TASK TO COMPLETE.
Set down the records once more, please, exactly and with the pictures left out.

PROVIDED ENTRIES.
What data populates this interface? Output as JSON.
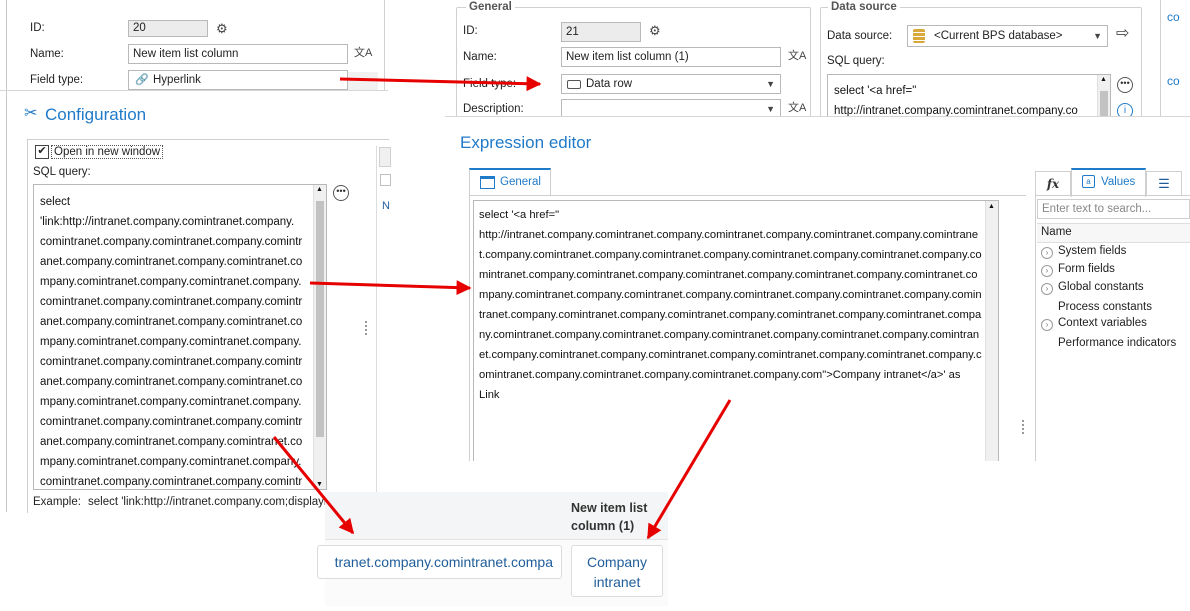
{
  "top_left": {
    "id_label": "ID:",
    "id_value": "20",
    "name_label": "Name:",
    "name_value": "New item list column",
    "field_type_label": "Field type:",
    "field_type_value": "Hyperlink"
  },
  "configuration": {
    "title": "Configuration",
    "open_new_window_label": "Open in new window",
    "open_new_window_checked": true,
    "sql_label": "SQL query:",
    "sql_lines": [
      "select",
      "'link:http://intranet.company.comintranet.company.",
      "comintranet.company.comintranet.company.comintr",
      "anet.company.comintranet.company.comintranet.co",
      "mpany.comintranet.company.comintranet.company.",
      "comintranet.company.comintranet.company.comintr",
      "anet.company.comintranet.company.comintranet.co",
      "mpany.comintranet.company.comintranet.company.",
      "comintranet.company.comintranet.company.comintr",
      "anet.company.comintranet.company.comintranet.co",
      "mpany.comintranet.company.comintranet.company.",
      "comintranet.company.comintranet.company.comintr",
      "anet.company.comintranet.company.comintranet.co",
      "mpany.comintranet.company.comintranet.company.",
      "comintranet.company.comintranet.company.comintr"
    ],
    "example_label": "Example:",
    "example_value": "select 'link:http://intranet.company.com;displayna"
  },
  "top_right": {
    "general_group": "General",
    "id_label": "ID:",
    "id_value": "21",
    "name_label": "Name:",
    "name_value": "New item list column (1)",
    "field_type_label": "Field type:",
    "field_type_value": "Data row",
    "description_label": "Description:",
    "description_value": "",
    "datasource_group": "Data source",
    "datasource_label": "Data source:",
    "datasource_value": "<Current BPS database>",
    "sql_label": "SQL query:",
    "sql_lines": [
      "select '<a href=\"",
      "http://intranet.company.comintranet.company.co"
    ],
    "edge_text_1": "co",
    "edge_text_2": "co"
  },
  "expression_editor": {
    "title": "Expression editor",
    "tab_general": "General",
    "code_lines": [
      "select '<a href=\"",
      "http://intranet.company.comintranet.company.comintranet.company.comintranet.company.comintrane",
      "t.company.comintranet.company.comintranet.company.comintranet.company.comintranet.company.co",
      "mintranet.company.comintranet.company.comintranet.company.comintranet.company.comintranet.co",
      "mpany.comintranet.company.comintranet.company.comintranet.company.comintranet.company.comin",
      "tranet.company.comintranet.company.comintranet.company.comintranet.company.comintranet.compa",
      "ny.comintranet.company.comintranet.company.comintranet.company.comintranet.company.comintran",
      "et.company.comintranet.company.comintranet.company.comintranet.company.comintranet.company.c",
      "omintranet.company.comintranet.company.comintranet.company.com\">Company intranet</a>' as",
      "Link"
    ],
    "tab_fx": "fx",
    "tab_values": "Values",
    "search_placeholder": "Enter text to search...",
    "tree_header": "Name",
    "tree_items": [
      {
        "label": "System fields",
        "expandable": true
      },
      {
        "label": "Form fields",
        "expandable": true
      },
      {
        "label": "Global constants",
        "expandable": true
      },
      {
        "label": "Process constants",
        "expandable": false
      },
      {
        "label": "Context variables",
        "expandable": true
      },
      {
        "label": "Performance indicators",
        "expandable": false
      }
    ]
  },
  "result_grid": {
    "column_header_line1": "New item list",
    "column_header_line2": "column (1)",
    "left_cell": "tranet.company.comintranet.compa",
    "button_line1": "Company",
    "button_line2": "intranet"
  },
  "colors": {
    "accent_blue": "#1f7ac9",
    "arrow_red": "#e60000",
    "link_blue": "#1e5d9a"
  }
}
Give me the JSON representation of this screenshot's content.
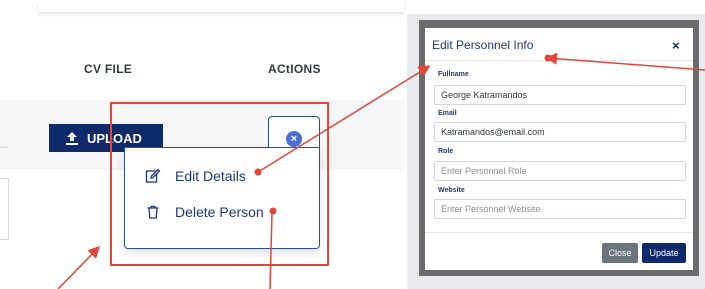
{
  "table": {
    "columns": [
      "CV FILE",
      "ACtIONS"
    ],
    "upload_label": "UPLOAD",
    "upload_icon": "upload-icon"
  },
  "actions_menu": {
    "close_icon": "close-icon",
    "close_glyph": "×",
    "items": [
      {
        "label": "Edit Details",
        "icon": "edit-icon"
      },
      {
        "label": "Delete Person",
        "icon": "trash-icon"
      }
    ]
  },
  "modal": {
    "title": "Edit Personnel Info",
    "close_glyph": "×",
    "fields": [
      {
        "label": "Fullname",
        "value": "George Katramandos",
        "placeholder": ""
      },
      {
        "label": "Email",
        "value": "Katramandos@email.com",
        "placeholder": ""
      },
      {
        "label": "Role",
        "value": "",
        "placeholder": "Enter Personnel Role"
      },
      {
        "label": "Website",
        "value": "",
        "placeholder": "Enter Personnel Website"
      }
    ],
    "close_button": "Close",
    "update_button": "Update"
  },
  "colors": {
    "brand_navy": "#0e2a6b",
    "annotation_red": "#e2473a",
    "menu_border": "#2f4f9d",
    "close_circle": "#4a6fd6",
    "secondary_button": "#6c757d"
  }
}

WRITTEN ANSWER.
What data populates this interface? Output as JSON.
{
  "top_left": {
    "id_label": "ID:",
    "id_value": "20",
    "name_label": "Name:",
    "name_value": "New item list column",
    "field_type_label": "Field type:",
    "field_type_value": "Hyperlink"
  },
  "configuration": {
    "title": "Configuration",
    "open_new_window_label": "Open in new window",
    "open_new_window_checked": true,
    "sql_label": "SQL query:",
    "sql_lines": [
      "select",
      "'link:http://intranet.company.comintranet.company.",
      "comintranet.company.comintranet.company.comintr",
      "anet.company.comintranet.company.comintranet.co",
      "mpany.comintranet.company.comintranet.company.",
      "comintranet.company.comintranet.company.comintr",
      "anet.company.comintranet.company.comintranet.co",
      "mpany.comintranet.company.comintranet.company.",
      "comintranet.company.comintranet.company.comintr",
      "anet.company.comintranet.company.comintranet.co",
      "mpany.comintranet.company.comintranet.company.",
      "comintranet.company.comintranet.company.comintr",
      "anet.company.comintranet.company.comintranet.co",
      "mpany.comintranet.company.comintranet.company.",
      "comintranet.company.comintranet.company.comintr"
    ],
    "example_label": "Example:",
    "example_value": "select 'link:http://intranet.company.com;displayna"
  },
  "top_right": {
    "general_group": "General",
    "id_label": "ID:",
    "id_value": "21",
    "name_label": "Name:",
    "name_value": "New item list column (1)",
    "field_type_label": "Field type:",
    "field_type_value": "Data row",
    "description_label": "Description:",
    "description_value": "",
    "datasource_group": "Data source",
    "datasource_label": "Data source:",
    "datasource_value": "<Current BPS database>",
    "sql_label": "SQL query:",
    "sql_lines": [
      "select '<a href=\"",
      "http://intranet.company.comintranet.company.co"
    ],
    "edge_text_1": "co",
    "edge_text_2": "co"
  },
  "expression_editor": {
    "title": "Expression editor",
    "tab_general": "General",
    "code_lines": [
      "select '<a href=\"",
      "http://intranet.company.comintranet.company.comintranet.company.comintranet.company.comintrane",
      "t.company.comintranet.company.comintranet.company.comintranet.company.comintranet.company.co",
      "mintranet.company.comintranet.company.comintranet.company.comintranet.company.comintranet.co",
      "mpany.comintranet.company.comintranet.company.comintranet.company.comintranet.company.comin",
      "tranet.company.comintranet.company.comintranet.company.comintranet.company.comintranet.compa",
      "ny.comintranet.company.comintranet.company.comintranet.company.comintranet.company.comintran",
      "et.company.comintranet.company.comintranet.company.comintranet.company.comintranet.company.c",
      "omintranet.company.comintranet.company.comintranet.company.com\">Company intranet</a>' as",
      "Link"
    ],
    "tab_fx": "fx",
    "tab_values": "Values",
    "search_placeholder": "Enter text to search...",
    "tree_header": "Name",
    "tree_items": [
      {
        "label": "System fields",
        "expandable": true
      },
      {
        "label": "Form fields",
        "expandable": true
      },
      {
        "label": "Global constants",
        "expandable": true
      },
      {
        "label": "Process constants",
        "expandable": false
      },
      {
        "label": "Context variables",
        "expandable": true
      },
      {
        "label": "Performance indicators",
        "expandable": false
      }
    ]
  },
  "result_grid": {
    "column_header_line1": "New item list",
    "column_header_line2": "column (1)",
    "left_cell": "tranet.company.comintranet.compa",
    "button_line1": "Company",
    "button_line2": "intranet"
  },
  "colors": {
    "accent_blue": "#1f7ac9",
    "arrow_red": "#e60000",
    "link_blue": "#1e5d9a"
  }
}
Give me the JSON representation of this screenshot's content.
{
  "table": {
    "columns": [
      "CV FILE",
      "ACtIONS"
    ],
    "upload_label": "UPLOAD",
    "upload_icon": "upload-icon"
  },
  "actions_menu": {
    "close_icon": "close-icon",
    "close_glyph": "×",
    "items": [
      {
        "label": "Edit Details",
        "icon": "edit-icon"
      },
      {
        "label": "Delete Person",
        "icon": "trash-icon"
      }
    ]
  },
  "modal": {
    "title": "Edit Personnel Info",
    "close_glyph": "×",
    "fields": [
      {
        "label": "Fullname",
        "value": "George Katramandos",
        "placeholder": ""
      },
      {
        "label": "Email",
        "value": "Katramandos@email.com",
        "placeholder": ""
      },
      {
        "label": "Role",
        "value": "",
        "placeholder": "Enter Personnel Role"
      },
      {
        "label": "Website",
        "value": "",
        "placeholder": "Enter Personnel Website"
      }
    ],
    "close_button": "Close",
    "update_button": "Update"
  },
  "colors": {
    "brand_navy": "#0e2a6b",
    "annotation_red": "#e2473a",
    "menu_border": "#2f4f9d",
    "close_circle": "#4a6fd6",
    "secondary_button": "#6c757d"
  }
}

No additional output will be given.